(Source data)
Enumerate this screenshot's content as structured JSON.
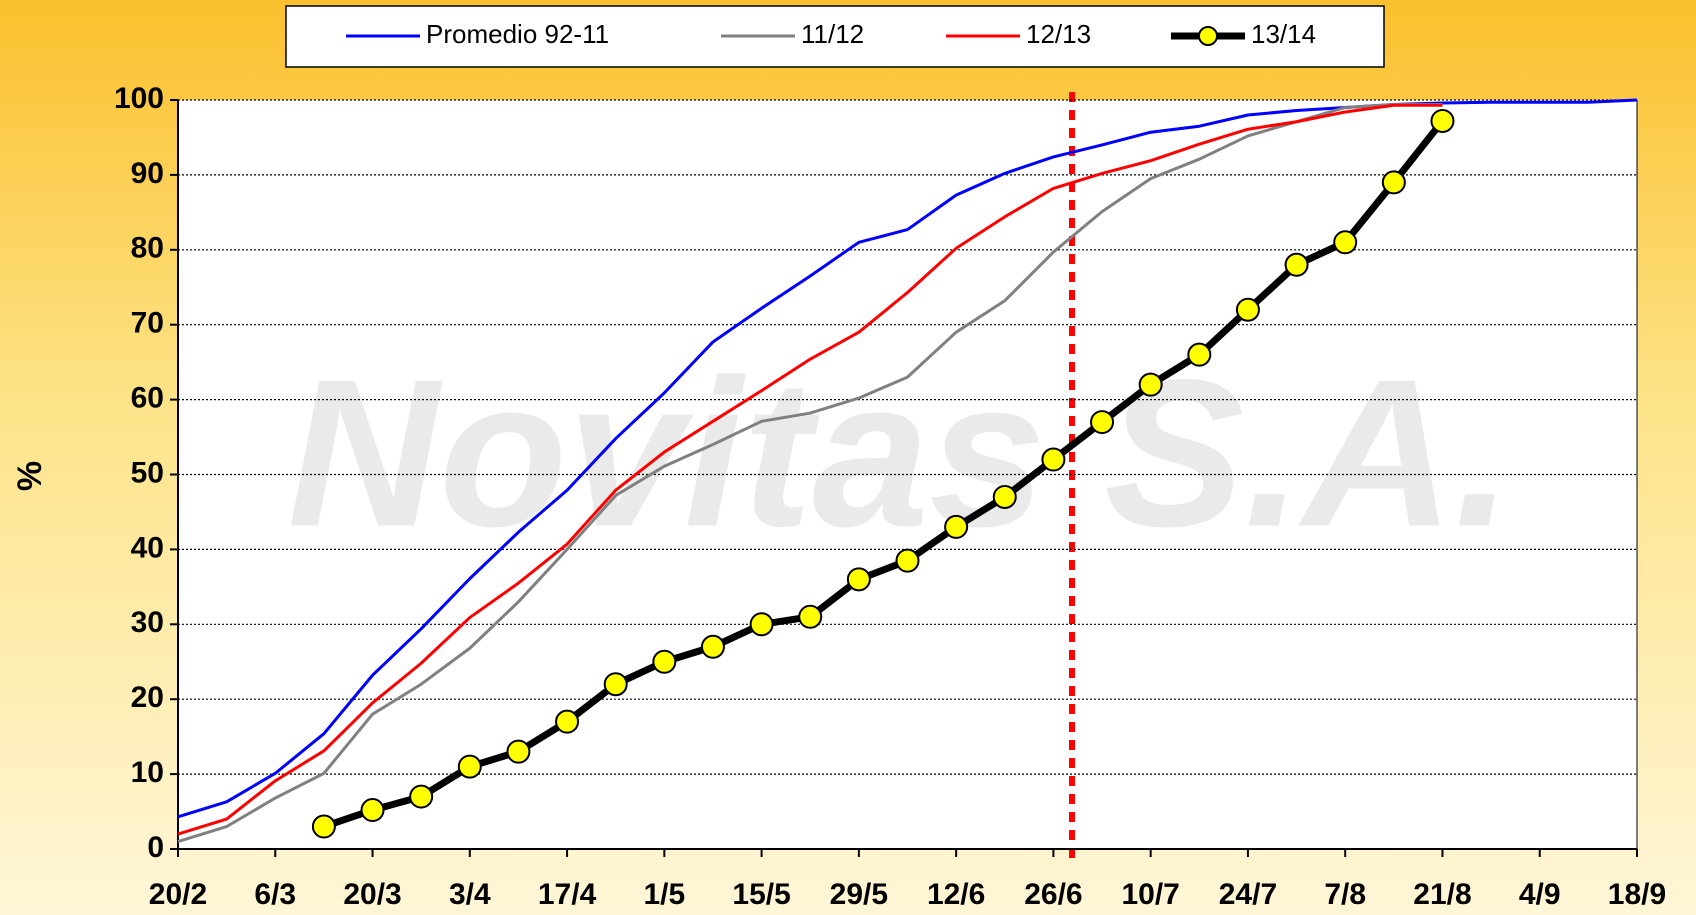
{
  "chart_data": {
    "type": "line",
    "y_label": "%",
    "watermark": "Novitas S.A.",
    "categories": [
      "20/2",
      null,
      "6/3",
      null,
      "20/3",
      null,
      "3/4",
      null,
      "17/4",
      null,
      "1/5",
      null,
      "15/5",
      null,
      "29/5",
      null,
      "12/6",
      null,
      "26/6",
      null,
      "10/7",
      null,
      "24/7",
      null,
      "7/8",
      null,
      "21/8",
      null,
      "4/9",
      null,
      "18/9"
    ],
    "ylim": [
      0,
      100
    ],
    "yticks": [
      0,
      10,
      20,
      30,
      40,
      50,
      60,
      70,
      80,
      90,
      100
    ],
    "grid": true,
    "series": [
      {
        "name": "Promedio 92-11",
        "color": "#0000ff",
        "values": [
          4.3,
          6.3,
          10.1,
          15.4,
          23.2,
          29.4,
          36.1,
          42.3,
          47.9,
          54.8,
          60.9,
          67.7,
          72.2,
          76.5,
          81,
          82.7,
          87.3,
          90.2,
          92.4,
          94,
          95.7,
          96.5,
          98,
          98.6,
          99,
          99.4,
          99.6,
          99.7,
          99.7,
          99.7,
          100
        ]
      },
      {
        "name": "11/12",
        "color": "#808080",
        "values": [
          1,
          3,
          6.8,
          10.1,
          18,
          22,
          26.8,
          33,
          40,
          47.2,
          51.1,
          54,
          57.1,
          58.2,
          60.2,
          63,
          69,
          73.2,
          79.7,
          85.1,
          89.5,
          92.1,
          95.2,
          97.1,
          99,
          99.4,
          99.4,
          null,
          null,
          null,
          null
        ]
      },
      {
        "name": "12/13",
        "color": "#ff0000",
        "values": [
          2,
          4,
          9.1,
          13.1,
          19.5,
          24.8,
          30.9,
          35.5,
          40.7,
          47.9,
          53,
          57.1,
          61.2,
          65.4,
          69,
          74.3,
          80.2,
          84.4,
          88.2,
          90.2,
          91.9,
          94.1,
          96.1,
          97.1,
          98.4,
          99.3,
          99.3,
          null,
          null,
          null,
          null
        ]
      },
      {
        "name": "13/14",
        "color": "#000000",
        "marker_color": "#ffff00",
        "values": [
          null,
          null,
          null,
          3,
          5.2,
          7,
          11,
          13,
          17,
          22,
          25,
          27,
          30,
          31,
          36,
          38.5,
          43,
          47,
          52,
          57,
          62,
          66,
          72,
          78,
          81,
          89,
          97.2,
          null,
          null,
          null,
          null
        ]
      }
    ]
  }
}
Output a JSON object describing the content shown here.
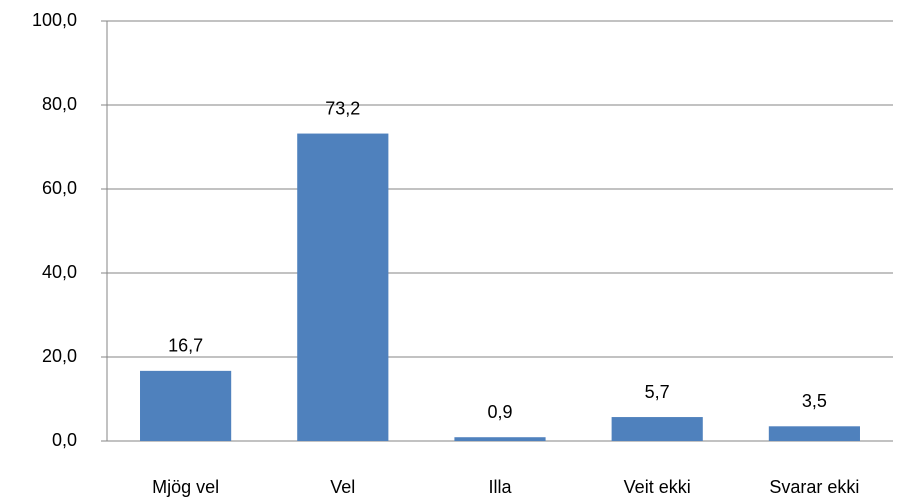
{
  "chart_data": {
    "type": "bar",
    "categories": [
      "Mjög vel",
      "Vel",
      "Illa",
      "Veit ekki",
      "Svarar ekki"
    ],
    "values": [
      16.7,
      73.2,
      0.9,
      5.7,
      3.5
    ],
    "value_labels": [
      "16,7",
      "73,2",
      "0,9",
      "5,7",
      "3,5"
    ],
    "color": "#4f81bd",
    "ylim": [
      0,
      100
    ],
    "yticks": [
      {
        "value": 0,
        "label": "0,0"
      },
      {
        "value": 20,
        "label": "20,0"
      },
      {
        "value": 40,
        "label": "40,0"
      },
      {
        "value": 60,
        "label": "60,0"
      },
      {
        "value": 80,
        "label": "80,0"
      },
      {
        "value": 100,
        "label": "100,0"
      }
    ],
    "grid": true
  }
}
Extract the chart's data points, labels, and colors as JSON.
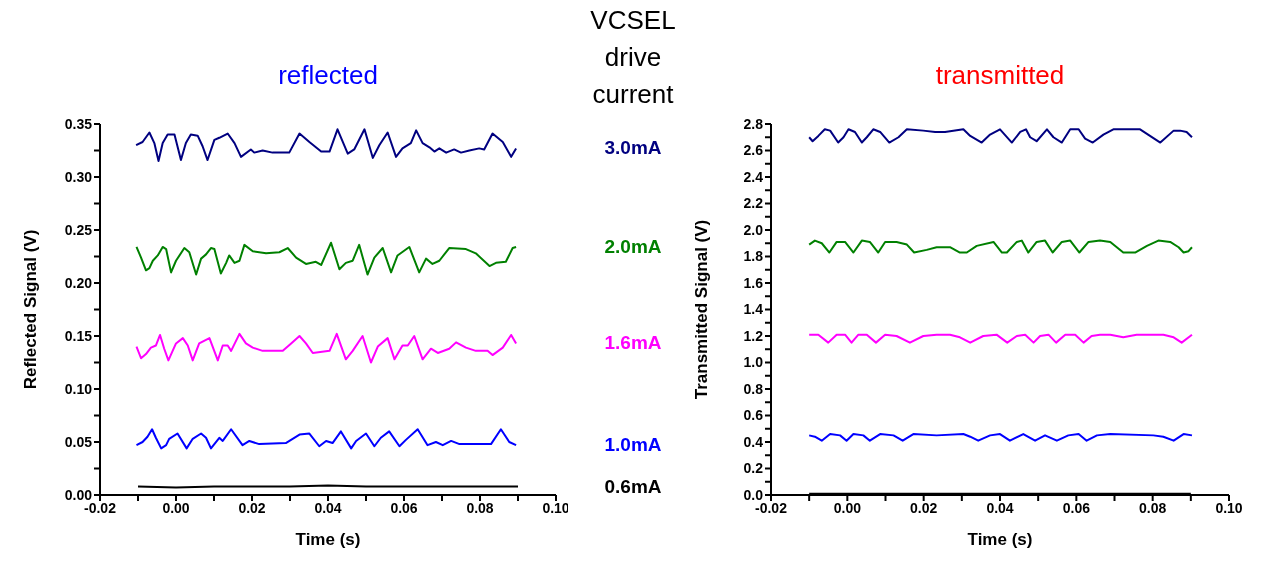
{
  "chart_data": [
    {
      "type": "line",
      "title": "reflected",
      "xlabel": "Time (s)",
      "ylabel": "Reflected Signal (V)",
      "legend": "right",
      "legend_title": "VCSEL drive current",
      "xlim": [
        -0.02,
        0.1
      ],
      "xticks": [
        {
          "value": -0.02,
          "label": "-0.02"
        },
        {
          "value": -0.01,
          "label": null
        },
        {
          "value": 0,
          "label": "0.00"
        },
        {
          "value": 0.01,
          "label": null
        },
        {
          "value": 0.02,
          "label": "0.02"
        },
        {
          "value": 0.03,
          "label": null
        },
        {
          "value": 0.04,
          "label": "0.04"
        },
        {
          "value": 0.05,
          "label": null
        },
        {
          "value": 0.06,
          "label": "0.06"
        },
        {
          "value": 0.07,
          "label": null
        },
        {
          "value": 0.08,
          "label": "0.08"
        },
        {
          "value": 0.09,
          "label": null
        },
        {
          "value": 0.1,
          "label": "0.10"
        }
      ],
      "ylim": [
        0,
        0.35
      ],
      "yticks": [
        {
          "value": 0,
          "label": "0.00"
        },
        {
          "value": 0.025,
          "label": null
        },
        {
          "value": 0.05,
          "label": "0.05"
        },
        {
          "value": 0.075,
          "label": null
        },
        {
          "value": 0.1,
          "label": "0.10"
        },
        {
          "value": 0.125,
          "label": null
        },
        {
          "value": 0.15,
          "label": "0.15"
        },
        {
          "value": 0.175,
          "label": null
        },
        {
          "value": 0.2,
          "label": "0.20"
        },
        {
          "value": 0.225,
          "label": null
        },
        {
          "value": 0.25,
          "label": "0.25"
        },
        {
          "value": 0.275,
          "label": null
        },
        {
          "value": 0.3,
          "label": "0.30"
        },
        {
          "value": 0.325,
          "label": null
        },
        {
          "value": 0.35,
          "label": "0.35"
        }
      ],
      "series": [
        {
          "name": "3.0mA",
          "color": "#000080",
          "x": [
            -0.0105,
            -0.0088,
            -0.007,
            -0.0057,
            -0.0046,
            -0.0035,
            -0.0022,
            -0.0004,
            0.0013,
            0.0026,
            0.0039,
            0.0057,
            0.007,
            0.0083,
            0.0101,
            0.0114,
            0.0136,
            0.0154,
            0.0171,
            0.0197,
            0.0206,
            0.0228,
            0.0254,
            0.0298,
            0.0325,
            0.0351,
            0.0382,
            0.0404,
            0.0425,
            0.0452,
            0.0469,
            0.0496,
            0.0518,
            0.0535,
            0.0557,
            0.0579,
            0.0596,
            0.0618,
            0.0632,
            0.0649,
            0.0667,
            0.068,
            0.0693,
            0.0711,
            0.0732,
            0.075,
            0.0772,
            0.0798,
            0.0811,
            0.0833,
            0.086,
            0.0882,
            0.0895
          ],
          "values": [
            0.33,
            0.333,
            0.342,
            0.332,
            0.315,
            0.332,
            0.34,
            0.34,
            0.316,
            0.332,
            0.34,
            0.339,
            0.329,
            0.316,
            0.335,
            0.337,
            0.341,
            0.332,
            0.319,
            0.326,
            0.323,
            0.325,
            0.323,
            0.323,
            0.341,
            0.333,
            0.324,
            0.324,
            0.345,
            0.322,
            0.326,
            0.345,
            0.318,
            0.33,
            0.342,
            0.319,
            0.327,
            0.332,
            0.344,
            0.332,
            0.328,
            0.324,
            0.327,
            0.323,
            0.326,
            0.323,
            0.325,
            0.327,
            0.326,
            0.341,
            0.333,
            0.319,
            0.327
          ]
        },
        {
          "name": "2.0mA",
          "color": "#008000",
          "x": [
            -0.0104,
            -0.0092,
            -0.0079,
            -0.007,
            -0.0061,
            -0.0048,
            -0.0035,
            -0.0026,
            -0.0013,
            0,
            0.0022,
            0.0035,
            0.0053,
            0.0066,
            0.0079,
            0.0092,
            0.0101,
            0.0118,
            0.0132,
            0.014,
            0.0154,
            0.0167,
            0.018,
            0.0202,
            0.0237,
            0.0272,
            0.0294,
            0.0316,
            0.0342,
            0.0368,
            0.0382,
            0.0408,
            0.043,
            0.0447,
            0.0465,
            0.0482,
            0.0504,
            0.0522,
            0.0544,
            0.0566,
            0.0583,
            0.0614,
            0.064,
            0.0658,
            0.0675,
            0.0693,
            0.0719,
            0.0763,
            0.0789,
            0.0825,
            0.0842,
            0.0868,
            0.0886,
            0.0895
          ],
          "values": [
            0.234,
            0.224,
            0.212,
            0.214,
            0.221,
            0.226,
            0.234,
            0.232,
            0.21,
            0.221,
            0.233,
            0.229,
            0.208,
            0.223,
            0.227,
            0.233,
            0.232,
            0.209,
            0.219,
            0.226,
            0.219,
            0.221,
            0.236,
            0.23,
            0.228,
            0.229,
            0.233,
            0.224,
            0.218,
            0.22,
            0.217,
            0.238,
            0.213,
            0.219,
            0.221,
            0.236,
            0.208,
            0.224,
            0.233,
            0.21,
            0.226,
            0.234,
            0.21,
            0.223,
            0.218,
            0.221,
            0.233,
            0.232,
            0.228,
            0.216,
            0.219,
            0.22,
            0.233,
            0.234
          ]
        },
        {
          "name": "1.6mA",
          "color": "#ff00ff",
          "x": [
            -0.0104,
            -0.0092,
            -0.0079,
            -0.0066,
            -0.0053,
            -0.0042,
            -0.0031,
            -0.002,
            0,
            0.0018,
            0.0031,
            0.0044,
            0.0061,
            0.0088,
            0.011,
            0.0123,
            0.0136,
            0.0145,
            0.0167,
            0.0184,
            0.0202,
            0.0228,
            0.0281,
            0.0303,
            0.0325,
            0.0342,
            0.036,
            0.0404,
            0.0423,
            0.0447,
            0.0465,
            0.0491,
            0.0513,
            0.0531,
            0.0557,
            0.0575,
            0.0596,
            0.061,
            0.0627,
            0.0649,
            0.0671,
            0.0689,
            0.0719,
            0.0737,
            0.0763,
            0.0789,
            0.082,
            0.0833,
            0.086,
            0.0882,
            0.0895
          ],
          "values": [
            0.14,
            0.129,
            0.133,
            0.139,
            0.141,
            0.151,
            0.138,
            0.127,
            0.143,
            0.148,
            0.141,
            0.127,
            0.143,
            0.148,
            0.127,
            0.141,
            0.141,
            0.136,
            0.152,
            0.143,
            0.139,
            0.136,
            0.136,
            0.143,
            0.15,
            0.143,
            0.134,
            0.136,
            0.152,
            0.128,
            0.136,
            0.15,
            0.125,
            0.14,
            0.148,
            0.128,
            0.141,
            0.141,
            0.15,
            0.128,
            0.138,
            0.134,
            0.138,
            0.144,
            0.139,
            0.136,
            0.136,
            0.132,
            0.139,
            0.151,
            0.143
          ]
        },
        {
          "name": "1.0mA",
          "color": "#0000ff",
          "x": [
            -0.0104,
            -0.0088,
            -0.0075,
            -0.0063,
            -0.0053,
            -0.0039,
            -0.0026,
            -0.0018,
            0.0004,
            0.0028,
            0.0044,
            0.0066,
            0.0079,
            0.0092,
            0.0114,
            0.0123,
            0.0145,
            0.0175,
            0.0193,
            0.0219,
            0.0289,
            0.0325,
            0.0351,
            0.0377,
            0.0395,
            0.0412,
            0.0434,
            0.0461,
            0.0474,
            0.05,
            0.0522,
            0.0539,
            0.0561,
            0.0588,
            0.0605,
            0.0636,
            0.0662,
            0.0684,
            0.0702,
            0.0724,
            0.0746,
            0.0829,
            0.0855,
            0.0877,
            0.0895
          ],
          "values": [
            0.047,
            0.05,
            0.055,
            0.062,
            0.054,
            0.044,
            0.047,
            0.053,
            0.058,
            0.044,
            0.053,
            0.058,
            0.054,
            0.044,
            0.054,
            0.051,
            0.062,
            0.047,
            0.051,
            0.048,
            0.049,
            0.057,
            0.058,
            0.046,
            0.051,
            0.049,
            0.06,
            0.044,
            0.051,
            0.058,
            0.046,
            0.054,
            0.06,
            0.046,
            0.052,
            0.062,
            0.047,
            0.05,
            0.047,
            0.051,
            0.048,
            0.048,
            0.062,
            0.05,
            0.047
          ]
        },
        {
          "name": "0.6mA",
          "color": "#000000",
          "x": [
            -0.01,
            0,
            0.01,
            0.02,
            0.03,
            0.04,
            0.05,
            0.06,
            0.07,
            0.08,
            0.09
          ],
          "values": [
            0.008,
            0.007,
            0.008,
            0.008,
            0.008,
            0.009,
            0.008,
            0.008,
            0.008,
            0.008,
            0.008
          ]
        }
      ]
    },
    {
      "type": "line",
      "title": "transmitted",
      "xlabel": "Time (s)",
      "ylabel": "Transmitted Signal (V)",
      "xlim": [
        -0.02,
        0.1
      ],
      "xticks": [
        {
          "value": -0.02,
          "label": "-0.02"
        },
        {
          "value": -0.01,
          "label": null
        },
        {
          "value": 0,
          "label": "0.00"
        },
        {
          "value": 0.01,
          "label": null
        },
        {
          "value": 0.02,
          "label": "0.02"
        },
        {
          "value": 0.03,
          "label": null
        },
        {
          "value": 0.04,
          "label": "0.04"
        },
        {
          "value": 0.05,
          "label": null
        },
        {
          "value": 0.06,
          "label": "0.06"
        },
        {
          "value": 0.07,
          "label": null
        },
        {
          "value": 0.08,
          "label": "0.08"
        },
        {
          "value": 0.09,
          "label": null
        },
        {
          "value": 0.1,
          "label": "0.10"
        }
      ],
      "ylim": [
        0,
        2.8
      ],
      "yticks": [
        {
          "value": 0,
          "label": "0.0"
        },
        {
          "value": 0.1,
          "label": null
        },
        {
          "value": 0.2,
          "label": "0.2"
        },
        {
          "value": 0.3,
          "label": null
        },
        {
          "value": 0.4,
          "label": "0.4"
        },
        {
          "value": 0.5,
          "label": null
        },
        {
          "value": 0.6,
          "label": "0.6"
        },
        {
          "value": 0.7,
          "label": null
        },
        {
          "value": 0.8,
          "label": "0.8"
        },
        {
          "value": 0.9,
          "label": null
        },
        {
          "value": 1,
          "label": "1.0"
        },
        {
          "value": 1.1,
          "label": null
        },
        {
          "value": 1.2,
          "label": "1.2"
        },
        {
          "value": 1.3,
          "label": null
        },
        {
          "value": 1.4,
          "label": "1.4"
        },
        {
          "value": 1.5,
          "label": null
        },
        {
          "value": 1.6,
          "label": "1.6"
        },
        {
          "value": 1.7,
          "label": null
        },
        {
          "value": 1.8,
          "label": "1.8"
        },
        {
          "value": 1.9,
          "label": null
        },
        {
          "value": 2,
          "label": "2.0"
        },
        {
          "value": 2.1,
          "label": null
        },
        {
          "value": 2.2,
          "label": "2.2"
        },
        {
          "value": 2.3,
          "label": null
        },
        {
          "value": 2.4,
          "label": "2.4"
        },
        {
          "value": 2.5,
          "label": null
        },
        {
          "value": 2.6,
          "label": "2.6"
        },
        {
          "value": 2.7,
          "label": null
        },
        {
          "value": 2.8,
          "label": "2.8"
        }
      ],
      "series": [
        {
          "color": "#000080",
          "x": [
            -0.01,
            -0.0091,
            -0.0076,
            -0.0059,
            -0.0045,
            -0.0024,
            -0.001,
            0.0003,
            0.002,
            0.0038,
            0.0051,
            0.0068,
            0.0086,
            0.011,
            0.0134,
            0.0156,
            0.0199,
            0.023,
            0.0256,
            0.0304,
            0.0322,
            0.0352,
            0.0374,
            0.04,
            0.0431,
            0.0453,
            0.0468,
            0.0479,
            0.0496,
            0.0523,
            0.054,
            0.0562,
            0.0584,
            0.0606,
            0.0623,
            0.0643,
            0.0671,
            0.0697,
            0.0767,
            0.0793,
            0.082,
            0.0855,
            0.0872,
            0.0889,
            0.0903
          ],
          "values": [
            2.7,
            2.67,
            2.71,
            2.76,
            2.75,
            2.66,
            2.7,
            2.76,
            2.74,
            2.66,
            2.7,
            2.76,
            2.74,
            2.66,
            2.7,
            2.76,
            2.75,
            2.74,
            2.74,
            2.76,
            2.71,
            2.66,
            2.72,
            2.76,
            2.66,
            2.74,
            2.76,
            2.7,
            2.67,
            2.76,
            2.7,
            2.66,
            2.76,
            2.76,
            2.69,
            2.66,
            2.72,
            2.76,
            2.76,
            2.71,
            2.66,
            2.75,
            2.75,
            2.74,
            2.7
          ]
        },
        {
          "color": "#008000",
          "x": [
            -0.01,
            -0.0085,
            -0.0067,
            -0.0047,
            -0.0028,
            -0.0006,
            0.0016,
            0.0038,
            0.0059,
            0.0081,
            0.0099,
            0.0129,
            0.0156,
            0.0175,
            0.0208,
            0.0234,
            0.0269,
            0.0295,
            0.0313,
            0.0339,
            0.0383,
            0.0405,
            0.0418,
            0.0444,
            0.0457,
            0.0474,
            0.0496,
            0.0518,
            0.0538,
            0.0562,
            0.0584,
            0.0608,
            0.0632,
            0.0662,
            0.0689,
            0.0723,
            0.0754,
            0.0785,
            0.0815,
            0.0846,
            0.0868,
            0.0881,
            0.0894,
            0.0903
          ],
          "values": [
            1.89,
            1.92,
            1.9,
            1.83,
            1.91,
            1.91,
            1.83,
            1.92,
            1.91,
            1.83,
            1.91,
            1.91,
            1.89,
            1.83,
            1.85,
            1.87,
            1.87,
            1.83,
            1.83,
            1.88,
            1.91,
            1.83,
            1.83,
            1.91,
            1.92,
            1.83,
            1.91,
            1.92,
            1.83,
            1.91,
            1.92,
            1.83,
            1.91,
            1.92,
            1.91,
            1.83,
            1.83,
            1.88,
            1.92,
            1.91,
            1.87,
            1.83,
            1.84,
            1.87
          ]
        },
        {
          "color": "#ff00ff",
          "x": [
            -0.01,
            -0.0076,
            -0.005,
            -0.0028,
            -0.0006,
            0.0011,
            0.0029,
            0.0051,
            0.0075,
            0.0099,
            0.0129,
            0.0164,
            0.0199,
            0.0234,
            0.0269,
            0.0295,
            0.0322,
            0.0356,
            0.0391,
            0.0419,
            0.0444,
            0.0466,
            0.0488,
            0.0505,
            0.0527,
            0.0547,
            0.0571,
            0.0597,
            0.0619,
            0.064,
            0.0662,
            0.0689,
            0.0723,
            0.0758,
            0.0785,
            0.0828,
            0.0855,
            0.0876,
            0.0903
          ],
          "values": [
            1.21,
            1.21,
            1.15,
            1.21,
            1.21,
            1.15,
            1.21,
            1.21,
            1.15,
            1.21,
            1.2,
            1.15,
            1.2,
            1.21,
            1.21,
            1.19,
            1.15,
            1.2,
            1.21,
            1.15,
            1.2,
            1.21,
            1.15,
            1.2,
            1.21,
            1.15,
            1.21,
            1.21,
            1.15,
            1.2,
            1.21,
            1.21,
            1.19,
            1.21,
            1.21,
            1.21,
            1.19,
            1.15,
            1.21
          ]
        },
        {
          "color": "#0000ff",
          "x": [
            -0.01,
            -0.0085,
            -0.0067,
            -0.0045,
            -0.0019,
            -0.0002,
            0.0016,
            0.0042,
            0.0059,
            0.0086,
            0.0121,
            0.0145,
            0.0173,
            0.0234,
            0.0304,
            0.0322,
            0.0343,
            0.0374,
            0.04,
            0.0426,
            0.0461,
            0.0492,
            0.0518,
            0.0549,
            0.0579,
            0.0606,
            0.0627,
            0.0654,
            0.0689,
            0.0802,
            0.0828,
            0.0855,
            0.0881,
            0.0903
          ],
          "values": [
            0.45,
            0.44,
            0.41,
            0.46,
            0.45,
            0.41,
            0.46,
            0.45,
            0.41,
            0.46,
            0.45,
            0.41,
            0.46,
            0.45,
            0.46,
            0.44,
            0.41,
            0.45,
            0.46,
            0.41,
            0.46,
            0.41,
            0.45,
            0.41,
            0.45,
            0.46,
            0.41,
            0.45,
            0.46,
            0.45,
            0.44,
            0.41,
            0.46,
            0.45
          ]
        },
        {
          "color": "#000000",
          "x": [
            -0.01,
            0,
            0.01,
            0.02,
            0.03,
            0.04,
            0.05,
            0.06,
            0.07,
            0.08,
            0.09
          ],
          "values": [
            0.01,
            0.01,
            0.01,
            0.01,
            0.01,
            0.01,
            0.01,
            0.01,
            0.01,
            0.01,
            0.01
          ]
        }
      ]
    }
  ]
}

**Objective**
Identify each line holding the string "name", and copy it out.

**Final result**
        "name": "Promedio 92-11",
        "name": "11/12",
        "name": "12/13",
        "name": "13/14",
          "name": "3.0mA",
          "name": "2.0mA",
          "name": "1.6mA",
          "name": "1.0mA",
          "name": "0.6mA",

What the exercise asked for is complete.